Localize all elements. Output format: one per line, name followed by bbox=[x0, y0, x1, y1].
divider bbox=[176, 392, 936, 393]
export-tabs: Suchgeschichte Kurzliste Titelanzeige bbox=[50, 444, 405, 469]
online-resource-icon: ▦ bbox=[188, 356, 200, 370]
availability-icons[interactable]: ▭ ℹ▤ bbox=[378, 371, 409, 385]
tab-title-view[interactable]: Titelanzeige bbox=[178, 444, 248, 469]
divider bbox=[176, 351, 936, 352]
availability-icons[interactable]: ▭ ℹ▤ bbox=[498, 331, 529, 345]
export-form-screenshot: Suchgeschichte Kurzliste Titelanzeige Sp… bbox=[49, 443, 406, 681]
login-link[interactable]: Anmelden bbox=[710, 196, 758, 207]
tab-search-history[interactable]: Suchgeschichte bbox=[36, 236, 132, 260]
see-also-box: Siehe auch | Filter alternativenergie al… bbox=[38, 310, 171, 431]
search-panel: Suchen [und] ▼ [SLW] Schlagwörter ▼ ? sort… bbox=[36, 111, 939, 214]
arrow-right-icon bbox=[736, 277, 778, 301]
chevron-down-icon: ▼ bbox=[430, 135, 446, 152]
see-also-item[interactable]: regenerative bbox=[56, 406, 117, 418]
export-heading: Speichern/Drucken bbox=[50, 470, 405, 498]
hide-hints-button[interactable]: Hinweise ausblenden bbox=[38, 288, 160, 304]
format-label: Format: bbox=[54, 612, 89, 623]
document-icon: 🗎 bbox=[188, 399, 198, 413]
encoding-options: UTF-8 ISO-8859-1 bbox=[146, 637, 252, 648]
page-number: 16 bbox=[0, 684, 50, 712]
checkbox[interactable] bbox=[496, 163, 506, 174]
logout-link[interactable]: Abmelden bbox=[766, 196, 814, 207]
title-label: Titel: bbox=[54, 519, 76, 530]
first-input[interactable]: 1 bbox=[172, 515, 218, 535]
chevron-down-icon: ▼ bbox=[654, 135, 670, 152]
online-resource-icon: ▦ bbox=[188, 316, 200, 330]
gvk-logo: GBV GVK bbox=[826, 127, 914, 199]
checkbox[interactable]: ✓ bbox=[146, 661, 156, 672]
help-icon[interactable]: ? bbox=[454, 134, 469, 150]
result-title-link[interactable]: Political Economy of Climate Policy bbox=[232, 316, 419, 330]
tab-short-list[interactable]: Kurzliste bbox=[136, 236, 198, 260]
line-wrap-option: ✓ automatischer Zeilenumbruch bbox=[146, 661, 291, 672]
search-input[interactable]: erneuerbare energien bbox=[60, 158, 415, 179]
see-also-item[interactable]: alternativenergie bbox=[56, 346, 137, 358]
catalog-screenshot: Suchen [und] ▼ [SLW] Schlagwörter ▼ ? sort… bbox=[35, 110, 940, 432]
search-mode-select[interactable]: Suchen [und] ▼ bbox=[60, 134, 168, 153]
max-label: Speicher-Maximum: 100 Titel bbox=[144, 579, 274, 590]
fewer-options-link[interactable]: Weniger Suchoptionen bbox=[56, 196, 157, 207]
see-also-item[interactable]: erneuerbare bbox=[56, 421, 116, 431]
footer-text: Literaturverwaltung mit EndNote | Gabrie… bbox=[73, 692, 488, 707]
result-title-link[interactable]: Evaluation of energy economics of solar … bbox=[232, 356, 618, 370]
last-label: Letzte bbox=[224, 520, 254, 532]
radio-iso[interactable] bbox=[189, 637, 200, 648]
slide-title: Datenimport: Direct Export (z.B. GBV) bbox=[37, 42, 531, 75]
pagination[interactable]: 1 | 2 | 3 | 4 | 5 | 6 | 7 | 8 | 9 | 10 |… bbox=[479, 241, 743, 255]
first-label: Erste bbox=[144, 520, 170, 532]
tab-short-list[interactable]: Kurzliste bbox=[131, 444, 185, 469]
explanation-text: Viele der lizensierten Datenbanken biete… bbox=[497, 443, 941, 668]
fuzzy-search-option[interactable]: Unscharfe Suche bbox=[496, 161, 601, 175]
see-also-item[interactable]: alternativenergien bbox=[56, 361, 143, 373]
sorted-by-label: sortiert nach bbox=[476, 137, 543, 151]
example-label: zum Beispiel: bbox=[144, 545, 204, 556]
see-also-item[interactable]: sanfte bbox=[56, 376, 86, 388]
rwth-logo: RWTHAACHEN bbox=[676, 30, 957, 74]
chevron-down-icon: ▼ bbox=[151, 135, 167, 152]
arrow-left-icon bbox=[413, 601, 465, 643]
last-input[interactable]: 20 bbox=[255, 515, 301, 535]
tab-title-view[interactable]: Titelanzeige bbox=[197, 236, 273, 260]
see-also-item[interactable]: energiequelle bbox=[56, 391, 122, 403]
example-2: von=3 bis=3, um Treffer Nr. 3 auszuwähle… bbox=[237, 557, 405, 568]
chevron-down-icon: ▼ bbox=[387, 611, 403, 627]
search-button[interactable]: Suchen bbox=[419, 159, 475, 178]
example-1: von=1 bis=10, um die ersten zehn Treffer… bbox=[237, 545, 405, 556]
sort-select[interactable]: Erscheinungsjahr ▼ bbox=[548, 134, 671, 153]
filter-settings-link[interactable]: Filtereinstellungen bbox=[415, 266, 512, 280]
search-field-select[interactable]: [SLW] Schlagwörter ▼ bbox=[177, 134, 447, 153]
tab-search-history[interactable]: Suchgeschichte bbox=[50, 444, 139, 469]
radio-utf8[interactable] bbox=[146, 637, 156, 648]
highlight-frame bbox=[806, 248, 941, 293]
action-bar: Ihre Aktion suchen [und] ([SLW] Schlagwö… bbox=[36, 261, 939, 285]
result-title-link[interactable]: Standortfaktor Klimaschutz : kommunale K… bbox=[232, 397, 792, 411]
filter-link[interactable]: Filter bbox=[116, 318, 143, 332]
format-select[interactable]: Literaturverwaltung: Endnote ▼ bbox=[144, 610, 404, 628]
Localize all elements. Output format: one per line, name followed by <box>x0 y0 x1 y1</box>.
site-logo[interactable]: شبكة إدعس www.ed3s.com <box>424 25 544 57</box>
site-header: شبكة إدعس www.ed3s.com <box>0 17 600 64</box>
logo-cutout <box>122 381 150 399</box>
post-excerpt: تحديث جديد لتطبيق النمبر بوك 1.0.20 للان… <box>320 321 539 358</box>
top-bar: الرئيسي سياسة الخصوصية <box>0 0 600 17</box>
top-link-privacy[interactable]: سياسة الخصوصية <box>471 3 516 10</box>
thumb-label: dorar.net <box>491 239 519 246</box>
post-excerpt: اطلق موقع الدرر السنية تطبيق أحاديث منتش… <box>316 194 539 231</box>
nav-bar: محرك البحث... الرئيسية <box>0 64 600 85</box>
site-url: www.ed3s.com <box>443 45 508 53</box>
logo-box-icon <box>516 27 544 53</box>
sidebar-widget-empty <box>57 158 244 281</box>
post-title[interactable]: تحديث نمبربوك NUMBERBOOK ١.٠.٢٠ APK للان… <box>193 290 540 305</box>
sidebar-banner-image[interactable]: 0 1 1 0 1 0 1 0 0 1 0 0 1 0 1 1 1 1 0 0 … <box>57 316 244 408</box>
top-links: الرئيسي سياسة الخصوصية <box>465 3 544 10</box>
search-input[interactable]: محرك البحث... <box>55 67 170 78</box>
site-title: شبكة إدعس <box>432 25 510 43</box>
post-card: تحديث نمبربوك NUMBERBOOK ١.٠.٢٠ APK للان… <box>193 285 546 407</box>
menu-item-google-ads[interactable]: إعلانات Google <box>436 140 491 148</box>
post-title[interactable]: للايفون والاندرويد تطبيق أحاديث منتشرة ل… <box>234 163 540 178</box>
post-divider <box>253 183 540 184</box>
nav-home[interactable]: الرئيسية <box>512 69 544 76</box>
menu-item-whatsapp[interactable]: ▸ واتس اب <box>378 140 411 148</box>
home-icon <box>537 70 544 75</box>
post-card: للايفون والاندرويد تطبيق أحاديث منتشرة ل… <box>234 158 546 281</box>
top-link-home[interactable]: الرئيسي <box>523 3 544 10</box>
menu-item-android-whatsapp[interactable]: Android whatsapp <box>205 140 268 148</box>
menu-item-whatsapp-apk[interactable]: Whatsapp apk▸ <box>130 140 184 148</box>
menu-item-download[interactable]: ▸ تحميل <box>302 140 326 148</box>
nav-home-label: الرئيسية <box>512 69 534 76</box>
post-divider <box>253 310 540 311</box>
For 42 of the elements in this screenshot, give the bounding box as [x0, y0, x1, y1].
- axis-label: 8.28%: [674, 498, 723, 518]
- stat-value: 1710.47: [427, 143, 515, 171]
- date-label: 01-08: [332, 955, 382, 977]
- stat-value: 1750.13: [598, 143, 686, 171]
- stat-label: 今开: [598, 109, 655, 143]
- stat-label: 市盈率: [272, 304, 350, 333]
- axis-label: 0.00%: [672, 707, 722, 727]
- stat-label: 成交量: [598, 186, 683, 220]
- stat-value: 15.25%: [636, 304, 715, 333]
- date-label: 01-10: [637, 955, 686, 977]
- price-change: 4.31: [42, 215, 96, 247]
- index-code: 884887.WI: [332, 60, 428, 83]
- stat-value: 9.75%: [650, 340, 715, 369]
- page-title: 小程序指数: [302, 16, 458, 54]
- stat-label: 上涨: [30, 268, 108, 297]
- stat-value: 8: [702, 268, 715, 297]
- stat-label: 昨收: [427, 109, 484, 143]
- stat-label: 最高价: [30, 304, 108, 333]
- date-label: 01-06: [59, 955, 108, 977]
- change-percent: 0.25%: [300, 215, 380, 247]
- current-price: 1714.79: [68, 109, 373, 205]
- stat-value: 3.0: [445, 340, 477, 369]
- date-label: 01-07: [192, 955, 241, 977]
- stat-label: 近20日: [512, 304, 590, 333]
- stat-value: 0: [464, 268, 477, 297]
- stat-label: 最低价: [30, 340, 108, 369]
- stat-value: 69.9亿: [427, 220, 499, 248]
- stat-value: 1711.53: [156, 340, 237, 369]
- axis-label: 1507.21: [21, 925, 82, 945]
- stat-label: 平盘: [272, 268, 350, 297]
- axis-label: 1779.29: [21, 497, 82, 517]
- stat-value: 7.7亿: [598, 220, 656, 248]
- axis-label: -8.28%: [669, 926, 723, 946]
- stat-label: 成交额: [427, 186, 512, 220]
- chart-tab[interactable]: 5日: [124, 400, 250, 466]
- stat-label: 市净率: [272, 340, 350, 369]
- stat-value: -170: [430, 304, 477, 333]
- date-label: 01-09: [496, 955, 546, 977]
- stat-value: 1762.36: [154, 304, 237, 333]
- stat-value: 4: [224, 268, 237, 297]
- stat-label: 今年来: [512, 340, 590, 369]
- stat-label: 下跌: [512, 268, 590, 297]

» **Set exercise**:
Select each line in the data above that contains the string "availability".

» **Reply to the task**:
availability-icons[interactable]: ▭ ℹ▤ bbox=[378, 371, 409, 385]
availability-icons[interactable]: ▭ ℹ▤ bbox=[498, 331, 529, 345]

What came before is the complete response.